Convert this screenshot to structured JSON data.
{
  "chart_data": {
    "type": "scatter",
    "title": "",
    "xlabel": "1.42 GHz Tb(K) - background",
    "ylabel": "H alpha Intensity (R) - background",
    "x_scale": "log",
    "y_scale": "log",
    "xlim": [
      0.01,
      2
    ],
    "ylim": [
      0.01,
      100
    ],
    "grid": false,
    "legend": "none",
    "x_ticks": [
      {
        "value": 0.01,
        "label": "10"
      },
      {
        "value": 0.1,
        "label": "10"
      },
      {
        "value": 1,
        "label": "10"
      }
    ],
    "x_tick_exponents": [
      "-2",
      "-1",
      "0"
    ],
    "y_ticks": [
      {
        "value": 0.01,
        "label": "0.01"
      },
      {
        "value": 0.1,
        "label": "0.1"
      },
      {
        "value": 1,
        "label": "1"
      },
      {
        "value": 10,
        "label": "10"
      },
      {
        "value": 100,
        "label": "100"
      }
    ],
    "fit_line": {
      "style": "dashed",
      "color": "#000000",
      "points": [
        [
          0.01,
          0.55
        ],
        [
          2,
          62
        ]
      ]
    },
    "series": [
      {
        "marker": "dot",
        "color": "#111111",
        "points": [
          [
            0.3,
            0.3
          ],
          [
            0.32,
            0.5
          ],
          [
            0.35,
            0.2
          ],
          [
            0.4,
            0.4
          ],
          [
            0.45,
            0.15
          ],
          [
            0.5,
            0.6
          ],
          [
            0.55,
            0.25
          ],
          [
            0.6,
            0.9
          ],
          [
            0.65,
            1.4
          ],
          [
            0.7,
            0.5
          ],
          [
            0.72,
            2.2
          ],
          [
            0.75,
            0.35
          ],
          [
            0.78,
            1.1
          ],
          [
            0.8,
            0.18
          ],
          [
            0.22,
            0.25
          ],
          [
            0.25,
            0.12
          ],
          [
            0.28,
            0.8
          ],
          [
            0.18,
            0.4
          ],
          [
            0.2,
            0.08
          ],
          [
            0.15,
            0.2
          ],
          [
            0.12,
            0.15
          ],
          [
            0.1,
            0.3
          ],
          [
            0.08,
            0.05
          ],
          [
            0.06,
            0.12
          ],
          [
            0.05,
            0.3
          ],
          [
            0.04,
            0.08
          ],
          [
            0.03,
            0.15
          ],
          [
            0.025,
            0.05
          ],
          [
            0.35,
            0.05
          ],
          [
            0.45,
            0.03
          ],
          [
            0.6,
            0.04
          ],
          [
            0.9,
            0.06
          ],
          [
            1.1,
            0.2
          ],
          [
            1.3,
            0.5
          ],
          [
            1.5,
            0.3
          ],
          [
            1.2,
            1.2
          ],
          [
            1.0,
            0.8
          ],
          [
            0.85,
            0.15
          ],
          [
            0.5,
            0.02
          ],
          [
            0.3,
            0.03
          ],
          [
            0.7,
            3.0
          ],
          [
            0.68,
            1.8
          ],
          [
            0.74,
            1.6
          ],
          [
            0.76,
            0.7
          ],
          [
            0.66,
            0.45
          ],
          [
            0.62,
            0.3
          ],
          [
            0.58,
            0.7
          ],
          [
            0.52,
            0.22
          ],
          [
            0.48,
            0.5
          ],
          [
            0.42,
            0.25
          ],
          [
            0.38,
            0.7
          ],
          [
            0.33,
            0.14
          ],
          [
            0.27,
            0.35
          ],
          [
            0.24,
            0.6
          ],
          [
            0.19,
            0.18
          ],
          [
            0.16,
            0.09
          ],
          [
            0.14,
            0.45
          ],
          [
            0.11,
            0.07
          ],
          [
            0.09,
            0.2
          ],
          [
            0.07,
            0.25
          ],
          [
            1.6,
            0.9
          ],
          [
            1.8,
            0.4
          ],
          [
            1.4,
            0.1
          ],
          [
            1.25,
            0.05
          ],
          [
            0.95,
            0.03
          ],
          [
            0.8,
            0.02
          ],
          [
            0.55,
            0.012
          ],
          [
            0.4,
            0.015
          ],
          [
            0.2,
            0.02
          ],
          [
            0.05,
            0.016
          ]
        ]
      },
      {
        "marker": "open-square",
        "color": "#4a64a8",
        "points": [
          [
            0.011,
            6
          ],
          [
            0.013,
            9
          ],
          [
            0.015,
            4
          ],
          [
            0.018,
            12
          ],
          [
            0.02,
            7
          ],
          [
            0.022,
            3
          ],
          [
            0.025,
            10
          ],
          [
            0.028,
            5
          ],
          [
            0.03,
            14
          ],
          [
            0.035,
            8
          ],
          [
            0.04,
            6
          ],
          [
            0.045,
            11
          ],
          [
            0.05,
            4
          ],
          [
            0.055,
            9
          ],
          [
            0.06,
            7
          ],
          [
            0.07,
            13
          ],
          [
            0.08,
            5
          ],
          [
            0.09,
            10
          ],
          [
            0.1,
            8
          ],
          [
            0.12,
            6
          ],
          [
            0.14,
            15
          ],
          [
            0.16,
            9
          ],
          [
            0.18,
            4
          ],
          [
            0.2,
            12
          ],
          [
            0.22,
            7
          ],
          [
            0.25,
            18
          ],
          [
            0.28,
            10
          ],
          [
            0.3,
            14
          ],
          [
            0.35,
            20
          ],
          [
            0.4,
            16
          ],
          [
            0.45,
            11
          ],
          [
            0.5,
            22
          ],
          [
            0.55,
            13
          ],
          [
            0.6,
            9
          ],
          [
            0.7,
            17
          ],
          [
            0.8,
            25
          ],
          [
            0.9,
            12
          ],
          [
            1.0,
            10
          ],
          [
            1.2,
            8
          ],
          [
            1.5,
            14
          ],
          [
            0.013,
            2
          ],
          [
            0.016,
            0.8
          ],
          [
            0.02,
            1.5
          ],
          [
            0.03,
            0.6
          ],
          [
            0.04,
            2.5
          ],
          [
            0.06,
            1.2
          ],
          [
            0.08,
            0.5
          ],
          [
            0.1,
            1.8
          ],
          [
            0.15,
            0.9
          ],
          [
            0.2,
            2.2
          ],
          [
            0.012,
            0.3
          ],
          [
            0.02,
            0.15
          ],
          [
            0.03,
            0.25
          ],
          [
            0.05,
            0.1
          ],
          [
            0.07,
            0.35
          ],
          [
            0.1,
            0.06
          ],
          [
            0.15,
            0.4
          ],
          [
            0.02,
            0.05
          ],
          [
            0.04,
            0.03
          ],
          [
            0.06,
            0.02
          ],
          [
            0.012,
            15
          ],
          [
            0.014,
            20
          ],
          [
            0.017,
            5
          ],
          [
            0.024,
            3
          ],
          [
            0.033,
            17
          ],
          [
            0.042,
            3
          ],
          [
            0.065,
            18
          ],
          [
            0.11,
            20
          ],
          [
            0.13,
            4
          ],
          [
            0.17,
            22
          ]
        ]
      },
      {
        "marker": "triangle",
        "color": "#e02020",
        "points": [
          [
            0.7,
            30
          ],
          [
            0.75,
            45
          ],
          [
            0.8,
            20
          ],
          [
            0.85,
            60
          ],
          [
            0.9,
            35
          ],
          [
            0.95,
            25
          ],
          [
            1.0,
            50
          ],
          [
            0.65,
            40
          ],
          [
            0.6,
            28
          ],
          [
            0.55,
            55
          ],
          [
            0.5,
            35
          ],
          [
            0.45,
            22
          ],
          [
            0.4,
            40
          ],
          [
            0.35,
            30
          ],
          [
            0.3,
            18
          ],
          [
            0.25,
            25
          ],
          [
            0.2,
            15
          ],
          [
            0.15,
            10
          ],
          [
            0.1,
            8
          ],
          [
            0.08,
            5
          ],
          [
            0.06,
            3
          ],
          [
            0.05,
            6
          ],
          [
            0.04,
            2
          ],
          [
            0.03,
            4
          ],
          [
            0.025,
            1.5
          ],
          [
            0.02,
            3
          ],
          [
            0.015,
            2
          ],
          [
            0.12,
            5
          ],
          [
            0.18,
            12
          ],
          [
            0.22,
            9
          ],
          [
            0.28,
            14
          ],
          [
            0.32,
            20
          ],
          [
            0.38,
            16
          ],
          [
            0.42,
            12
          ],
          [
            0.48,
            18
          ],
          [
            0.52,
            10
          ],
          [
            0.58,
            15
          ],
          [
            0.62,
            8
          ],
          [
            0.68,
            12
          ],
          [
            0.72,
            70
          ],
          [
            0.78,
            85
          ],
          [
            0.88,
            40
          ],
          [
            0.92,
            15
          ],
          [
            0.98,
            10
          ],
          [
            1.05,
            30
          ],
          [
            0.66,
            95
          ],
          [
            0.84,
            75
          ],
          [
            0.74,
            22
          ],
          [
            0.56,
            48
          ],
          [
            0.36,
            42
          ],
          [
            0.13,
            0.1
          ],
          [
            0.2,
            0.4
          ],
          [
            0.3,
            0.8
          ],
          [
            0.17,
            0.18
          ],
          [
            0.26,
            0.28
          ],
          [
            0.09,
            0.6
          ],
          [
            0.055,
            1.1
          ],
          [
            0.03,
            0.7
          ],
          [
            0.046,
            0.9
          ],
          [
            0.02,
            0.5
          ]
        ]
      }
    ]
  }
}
○ ○ ○ ○
▶ Prompt: Scan the records above for the string "marker", then report every line that contains it.

▶ The output:
        "marker": "dot",
        "marker": "open-square",
        "marker": "triangle",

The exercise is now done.